WHAT THE EXERCISE ASKS: Spot each line that carries the word "직사각형"; copy those lines.

───── EXTRACTED DATA ─────

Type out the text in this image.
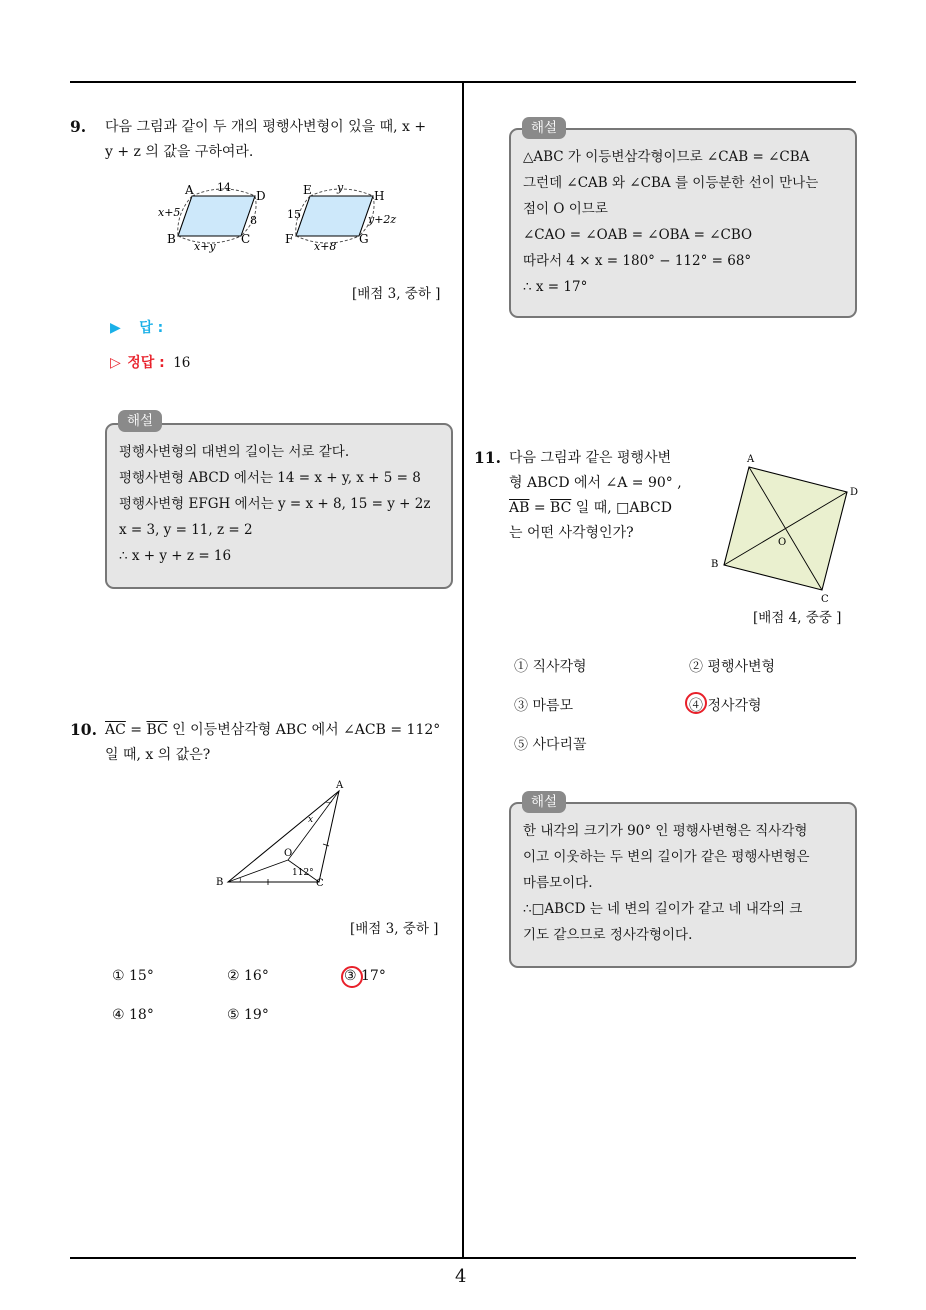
4
9. 다음 그림과 같이 두 개의 평행사변형이 있을 때, x +
y + z 의 값을 구하여라.
A	D
B	C
14
x+5
8
x+y
E	H
F	G
y
15	y+2z
x+8
[배점 3, 중하 ]
▶ 답 :
▷ 정답 : 16
평행사변형의 대변의 길이는 서로 같다.
평행사변형 ABCD 에서는 14 = x + y, x + 5 = 8
평행사변형 EFGH 에서는 y = x + 8, 15 = y + 2z
x = 3, y = 11, z = 2
∴ x + y + z = 16
해설
10. $\overline{AC} = \overline{BC}$ 인 이등변삼각형 ABC 에서 ∠ACB = 112°
일 때, x 의 값은?
A
B	C
O
x
112°
[배점 3, 중하 ]
① 15°	② 16°	③ 17°
④ 18°	⑤ 19°
△ABC 가 이등변삼각형이므로 ∠CAB = ∠CBA
그런데 ∠CAB 와 ∠CBA 를 이등분한 선이 만나는
점이 O 이므로
∠CAO = ∠OAB = ∠OBA = ∠CBO
따라서 4 × x = 180° − 112° = 68°
∴ x = 17°
해설
11. 다음 그림과 같은 평행사변
형 ABCD 에서 ∠A = 90° ,
$\overline{AB} = \overline{BC}$ 일 때, □ABCD
는 어떤 사각형인가?
A
D
B
C
O
[배점 4, 중중 ]
① 직사각형	② 평행사변형
③ 마름모	④ 정사각형
⑤ 사다리꼴
한 내각의 크기가 90° 인 평행사변형은 직사각형
이고 이웃하는 두 변의 길이가 같은 평행사변형은
마름모이다.
∴□ABCD 는 네 변의 길이가 같고 네 내각의 크
기도 같으므로 정사각형이다.
해설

─────

FINISHED ANSWER:
① 직사각형	② 평행사변형
한 내각의 크기가 90° 인 평행사변형은 직사각형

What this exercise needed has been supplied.